To be done —
Each record that follows should be repeated exactly, minus any images.

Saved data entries
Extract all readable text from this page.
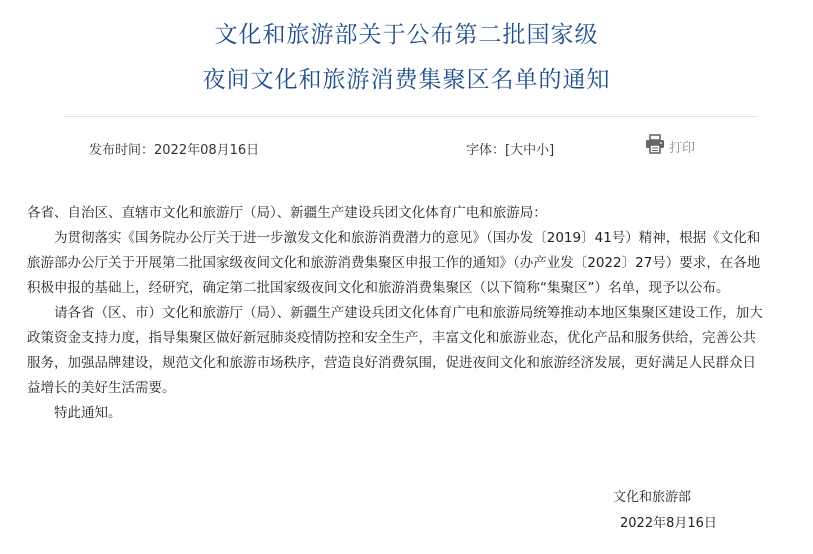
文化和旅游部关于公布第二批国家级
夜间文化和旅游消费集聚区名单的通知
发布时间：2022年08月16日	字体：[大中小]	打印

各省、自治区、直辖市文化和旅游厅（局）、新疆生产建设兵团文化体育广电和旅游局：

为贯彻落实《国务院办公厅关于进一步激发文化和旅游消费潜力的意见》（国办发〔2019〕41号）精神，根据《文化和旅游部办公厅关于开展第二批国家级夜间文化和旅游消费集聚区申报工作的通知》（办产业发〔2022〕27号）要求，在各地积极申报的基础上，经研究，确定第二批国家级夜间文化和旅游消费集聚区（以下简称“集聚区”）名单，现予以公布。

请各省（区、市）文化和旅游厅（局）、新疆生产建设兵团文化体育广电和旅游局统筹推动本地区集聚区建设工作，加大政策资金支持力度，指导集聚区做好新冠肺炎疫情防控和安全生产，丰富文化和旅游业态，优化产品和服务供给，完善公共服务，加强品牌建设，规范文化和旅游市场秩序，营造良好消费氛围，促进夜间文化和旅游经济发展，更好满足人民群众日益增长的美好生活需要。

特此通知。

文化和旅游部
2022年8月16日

Result for this task —
Extract all readable text from this page.
文化和旅游部关于公布第二批国家级
夜间文化和旅游消费集聚区名单的通知
发布时间：2022年08月16日	字体：[大中小]	打印

各省、自治区、直辖市文化和旅游厅（局）、新疆生产建设兵团文化体育广电和旅游局：

为贯彻落实《国务院办公厅关于进一步激发文化和旅游消费潜力的意见》（国办发〔2019〕41号）精神，根据《文化和旅游部办公厅关于开展第二批国家级夜间文化和旅游消费集聚区申报工作的通知》（办产业发〔2022〕27号）要求，在各地积极申报的基础上，经研究，确定第二批国家级夜间文化和旅游消费集聚区（以下简称“集聚区”）名单，现予以公布。

请各省（区、市）文化和旅游厅（局）、新疆生产建设兵团文化体育广电和旅游局统筹推动本地区集聚区建设工作，加大政策资金支持力度，指导集聚区做好新冠肺炎疫情防控和安全生产，丰富文化和旅游业态，优化产品和服务供给，完善公共服务，加强品牌建设，规范文化和旅游市场秩序，营造良好消费氛围，促进夜间文化和旅游经济发展，更好满足人民群众日益增长的美好生活需要。

特此通知。

文化和旅游部
2022年8月16日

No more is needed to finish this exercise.